- _Task directions_: Leaving out the pictures, please retype each record exactly.

Start of Given information

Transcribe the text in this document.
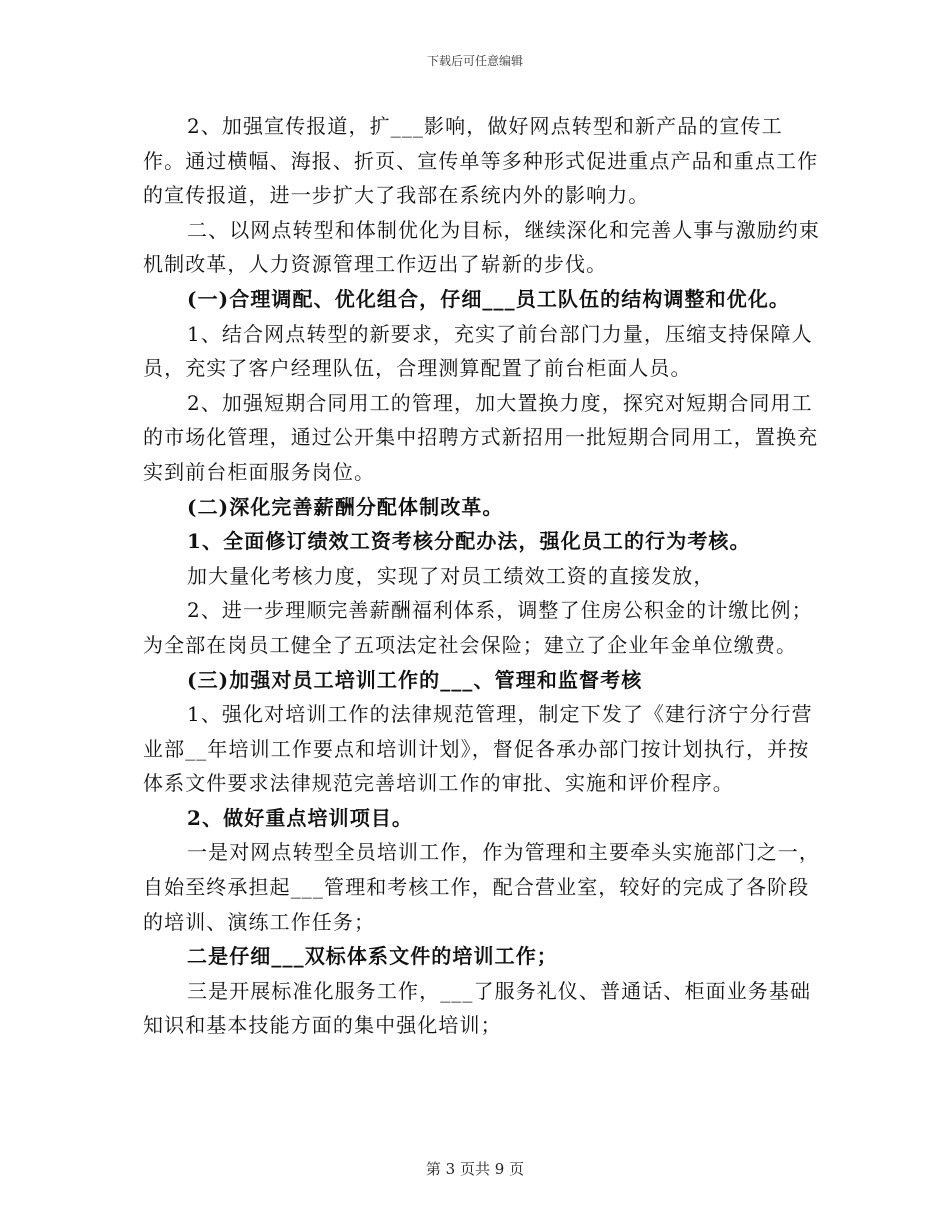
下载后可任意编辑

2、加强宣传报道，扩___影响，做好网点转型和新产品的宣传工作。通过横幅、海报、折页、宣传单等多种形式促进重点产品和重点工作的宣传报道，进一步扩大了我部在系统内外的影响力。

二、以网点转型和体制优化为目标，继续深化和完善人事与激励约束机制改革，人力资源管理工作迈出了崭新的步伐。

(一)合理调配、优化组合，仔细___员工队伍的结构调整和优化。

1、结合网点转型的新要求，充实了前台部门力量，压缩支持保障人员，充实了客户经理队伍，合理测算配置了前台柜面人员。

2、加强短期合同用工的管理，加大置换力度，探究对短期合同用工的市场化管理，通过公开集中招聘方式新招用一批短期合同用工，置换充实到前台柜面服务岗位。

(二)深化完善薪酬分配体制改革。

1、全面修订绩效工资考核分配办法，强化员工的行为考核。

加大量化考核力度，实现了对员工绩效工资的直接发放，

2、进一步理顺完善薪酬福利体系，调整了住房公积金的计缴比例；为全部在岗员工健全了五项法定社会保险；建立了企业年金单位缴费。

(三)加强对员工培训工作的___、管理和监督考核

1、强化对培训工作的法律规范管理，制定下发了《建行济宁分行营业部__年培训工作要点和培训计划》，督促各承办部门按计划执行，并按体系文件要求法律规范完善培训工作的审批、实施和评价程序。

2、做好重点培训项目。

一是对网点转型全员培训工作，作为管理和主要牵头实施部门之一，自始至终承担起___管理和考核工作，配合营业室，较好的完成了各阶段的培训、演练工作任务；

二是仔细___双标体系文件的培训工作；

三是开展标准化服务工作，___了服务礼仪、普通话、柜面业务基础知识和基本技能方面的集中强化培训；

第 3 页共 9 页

End of Given information

- _Written reply_:
Transcribe the text in this document.
下载后可任意编辑

2、加强宣传报道，扩___影响，做好网点转型和新产品的宣传工作。通过横幅、海报、折页、宣传单等多种形式促进重点产品和重点工作的宣传报道，进一步扩大了我部在系统内外的影响力。

二、以网点转型和体制优化为目标，继续深化和完善人事与激励约束机制改革，人力资源管理工作迈出了崭新的步伐。

(一)合理调配、优化组合，仔细___员工队伍的结构调整和优化。

1、结合网点转型的新要求，充实了前台部门力量，压缩支持保障人员，充实了客户经理队伍，合理测算配置了前台柜面人员。

2、加强短期合同用工的管理，加大置换力度，探究对短期合同用工的市场化管理，通过公开集中招聘方式新招用一批短期合同用工，置换充实到前台柜面服务岗位。

(二)深化完善薪酬分配体制改革。

1、全面修订绩效工资考核分配办法，强化员工的行为考核。

加大量化考核力度，实现了对员工绩效工资的直接发放，

2、进一步理顺完善薪酬福利体系，调整了住房公积金的计缴比例；为全部在岗员工健全了五项法定社会保险；建立了企业年金单位缴费。

(三)加强对员工培训工作的___、管理和监督考核

1、强化对培训工作的法律规范管理，制定下发了《建行济宁分行营业部__年培训工作要点和培训计划》，督促各承办部门按计划执行，并按体系文件要求法律规范完善培训工作的审批、实施和评价程序。

2、做好重点培训项目。

一是对网点转型全员培训工作，作为管理和主要牵头实施部门之一，自始至终承担起___管理和考核工作，配合营业室，较好的完成了各阶段的培训、演练工作任务；

二是仔细___双标体系文件的培训工作；

三是开展标准化服务工作，___了服务礼仪、普通话、柜面业务基础知识和基本技能方面的集中强化培训；

第 3 页共 9 页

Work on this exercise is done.